__TASK TO CARRY OUT__. Edit the rows from the one containing "- thumbnail-frame[interactable]: [1168, 178, 1256, 266]" down to the one containing "- photo-thumbnail[interactable]: [785, 706, 863, 758]", replacing "thumbnail-frame" with "image-frame" and leaving everything else unchanged. Return only those rows.

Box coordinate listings
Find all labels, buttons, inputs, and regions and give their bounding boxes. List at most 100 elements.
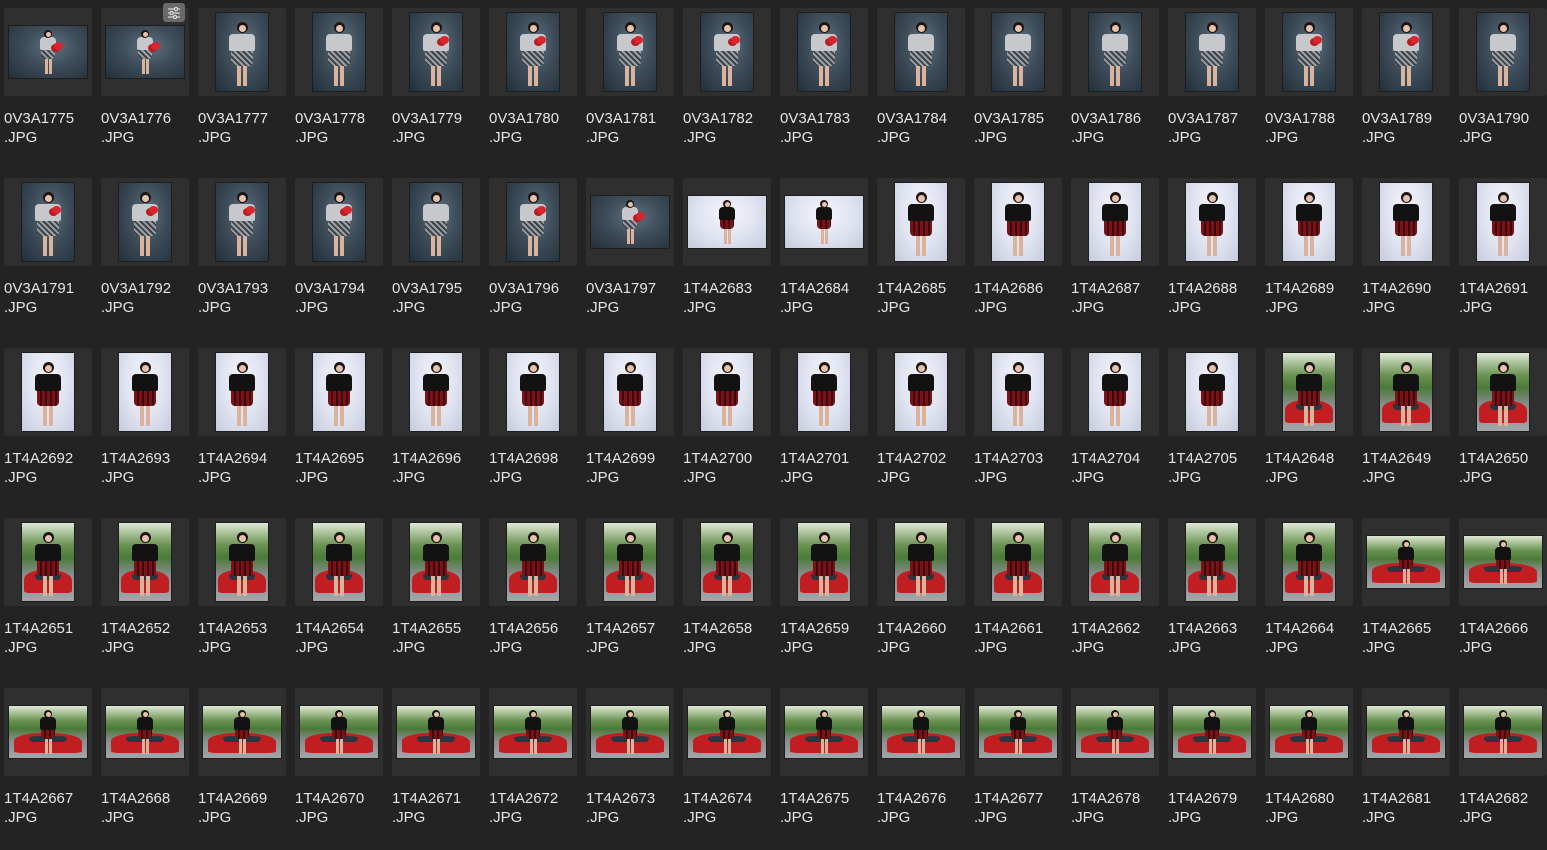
- thumbnail-frame[interactable]: [1168, 178, 1256, 266]
- thumbnail-frame[interactable]: [1362, 178, 1450, 266]
- thumbnail-item[interactable]: 0V3A1790 .JPG: [1455, 0, 1547, 170]
- thumbnail-item[interactable]: 1T4A2652 .JPG: [97, 510, 194, 680]
- photo-thumbnail[interactable]: [1283, 13, 1335, 91]
- thumbnail-frame[interactable]: [1265, 688, 1353, 776]
- photo-thumbnail[interactable]: [106, 706, 184, 758]
- thumbnail-frame[interactable]: [392, 8, 480, 96]
- thumbnail-item[interactable]: 0V3A1784 .JPG: [873, 0, 970, 170]
- photo-thumbnail[interactable]: [216, 183, 268, 261]
- photo-thumbnail[interactable]: [785, 706, 863, 758]
- thumbnail-item[interactable]: 0V3A1785 .JPG: [970, 0, 1067, 170]
- photo-thumbnail[interactable]: [119, 523, 171, 601]
- photo-thumbnail[interactable]: [410, 353, 462, 431]
- thumbnail-frame[interactable]: [4, 518, 92, 606]
- photo-thumbnail[interactable]: [1089, 183, 1141, 261]
- thumbnail-item[interactable]: 1T4A2674 .JPG: [679, 680, 776, 850]
- thumbnail-item[interactable]: 1T4A2684 .JPG: [776, 170, 873, 340]
- thumbnail-frame[interactable]: [101, 178, 189, 266]
- thumbnail-item[interactable]: 0V3A1779 .JPG: [388, 0, 485, 170]
- photo-thumbnail[interactable]: [1283, 523, 1335, 601]
- photo-thumbnail[interactable]: [1283, 353, 1335, 431]
- thumbnail-item[interactable]: 0V3A1781 .JPG: [582, 0, 679, 170]
- thumbnail-frame[interactable]: [1362, 348, 1450, 436]
- photo-thumbnail[interactable]: [1076, 706, 1154, 758]
- thumbnail-frame[interactable]: [1459, 348, 1547, 436]
- photo-thumbnail[interactable]: [688, 196, 766, 248]
- photo-thumbnail[interactable]: [604, 353, 656, 431]
- photo-thumbnail[interactable]: [494, 706, 572, 758]
- thumbnail-frame[interactable]: [489, 8, 577, 96]
- thumbnail-item[interactable]: 1T4A2672 .JPG: [485, 680, 582, 850]
- photo-thumbnail[interactable]: [507, 183, 559, 261]
- photo-thumbnail[interactable]: [1186, 523, 1238, 601]
- thumbnail-frame[interactable]: [683, 348, 771, 436]
- thumbnail-item[interactable]: 0V3A1792 .JPG: [97, 170, 194, 340]
- thumbnail-item[interactable]: 1T4A2693 .JPG: [97, 340, 194, 510]
- thumbnail-frame[interactable]: [392, 518, 480, 606]
- thumbnail-item[interactable]: 1T4A2653 .JPG: [194, 510, 291, 680]
- thumbnail-frame[interactable]: [1071, 688, 1159, 776]
- photo-thumbnail[interactable]: [313, 13, 365, 91]
- thumbnail-frame[interactable]: [780, 688, 868, 776]
- photo-thumbnail[interactable]: [22, 353, 74, 431]
- photo-thumbnail[interactable]: [895, 13, 947, 91]
- thumbnail-item[interactable]: 1T4A2682 .JPG: [1455, 680, 1547, 850]
- thumbnail-item[interactable]: 1T4A2691 .JPG: [1455, 170, 1547, 340]
- photo-thumbnail[interactable]: [992, 13, 1044, 91]
- photo-thumbnail[interactable]: [1380, 13, 1432, 91]
- thumbnail-item[interactable]: 1T4A2666 .JPG: [1455, 510, 1547, 680]
- photo-thumbnail[interactable]: [507, 13, 559, 91]
- thumbnail-frame[interactable]: [1459, 8, 1547, 96]
- thumbnail-frame[interactable]: [1265, 178, 1353, 266]
- thumbnail-item[interactable]: 1T4A2686 .JPG: [970, 170, 1067, 340]
- thumbnail-item[interactable]: 0V3A1791 .JPG: [0, 170, 97, 340]
- photo-thumbnail[interactable]: [313, 353, 365, 431]
- photo-thumbnail[interactable]: [895, 353, 947, 431]
- thumbnail-item[interactable]: 1T4A2705 .JPG: [1164, 340, 1261, 510]
- thumbnail-item[interactable]: 0V3A1795 .JPG: [388, 170, 485, 340]
- photo-thumbnail[interactable]: [313, 523, 365, 601]
- photo-thumbnail[interactable]: [1089, 353, 1141, 431]
- thumbnail-item[interactable]: 1T4A2657 .JPG: [582, 510, 679, 680]
- thumbnail-frame[interactable]: [586, 688, 674, 776]
- photo-thumbnail[interactable]: [895, 183, 947, 261]
- thumbnail-frame[interactable]: [877, 688, 965, 776]
- thumbnail-frame[interactable]: [877, 348, 965, 436]
- photo-thumbnail[interactable]: [1380, 353, 1432, 431]
- thumbnail-frame[interactable]: [1168, 518, 1256, 606]
- thumbnail-item[interactable]: 1T4A2696 .JPG: [388, 340, 485, 510]
- thumbnail-frame[interactable]: [1265, 8, 1353, 96]
- thumbnail-frame[interactable]: [683, 178, 771, 266]
- thumbnail-item[interactable]: 1T4A2695 .JPG: [291, 340, 388, 510]
- thumbnail-frame[interactable]: [392, 688, 480, 776]
- photo-thumbnail[interactable]: [1089, 523, 1141, 601]
- thumbnail-item[interactable]: 1T4A2656 .JPG: [485, 510, 582, 680]
- photo-thumbnail[interactable]: [1089, 13, 1141, 91]
- thumbnail-item[interactable]: 0V3A1788 .JPG: [1261, 0, 1358, 170]
- thumbnail-frame[interactable]: [683, 518, 771, 606]
- thumbnail-frame[interactable]: [683, 8, 771, 96]
- photo-thumbnail[interactable]: [1477, 13, 1529, 91]
- photo-thumbnail[interactable]: [1186, 13, 1238, 91]
- photo-thumbnail[interactable]: [1186, 353, 1238, 431]
- photo-thumbnail[interactable]: [992, 353, 1044, 431]
- photo-thumbnail[interactable]: [119, 183, 171, 261]
- thumbnail-item[interactable]: 1T4A2704 .JPG: [1067, 340, 1164, 510]
- thumbnail-frame[interactable]: [295, 518, 383, 606]
- thumbnail-item[interactable]: 1T4A2648 .JPG: [1261, 340, 1358, 510]
- thumbnail-item[interactable]: 1T4A2662 .JPG: [1067, 510, 1164, 680]
- photo-thumbnail[interactable]: [106, 26, 184, 78]
- photo-thumbnail[interactable]: [9, 26, 87, 78]
- thumbnail-frame[interactable]: [198, 178, 286, 266]
- photo-thumbnail[interactable]: [701, 523, 753, 601]
- thumbnail-frame[interactable]: [586, 348, 674, 436]
- thumbnail-item[interactable]: 1T4A2683 .JPG: [679, 170, 776, 340]
- thumbnail-frame[interactable]: [1459, 688, 1547, 776]
- thumbnail-item[interactable]: 1T4A2675 .JPG: [776, 680, 873, 850]
- thumbnail-frame[interactable]: [1362, 688, 1450, 776]
- thumbnail-frame[interactable]: [877, 8, 965, 96]
- thumbnail-item[interactable]: 1T4A2687 .JPG: [1067, 170, 1164, 340]
- thumbnail-frame[interactable]: [198, 348, 286, 436]
- thumbnail-frame[interactable]: [974, 8, 1062, 96]
- thumbnail-item[interactable]: 1T4A2690 .JPG: [1358, 170, 1455, 340]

__RESULT FOR THIS EXERCISE__.
- image-frame[interactable]: [1168, 178, 1256, 266]
- image-frame[interactable]: [1362, 178, 1450, 266]
- thumbnail-item[interactable]: 0V3A1790 .JPG: [1455, 0, 1547, 170]
- thumbnail-item[interactable]: 1T4A2652 .JPG: [97, 510, 194, 680]
- photo-thumbnail[interactable]: [1283, 13, 1335, 91]
- image-frame[interactable]: [1265, 688, 1353, 776]
- photo-thumbnail[interactable]: [106, 706, 184, 758]
- image-frame[interactable]: [392, 8, 480, 96]
- thumbnail-item[interactable]: 0V3A1784 .JPG: [873, 0, 970, 170]
- photo-thumbnail[interactable]: [216, 183, 268, 261]
- photo-thumbnail[interactable]: [785, 706, 863, 758]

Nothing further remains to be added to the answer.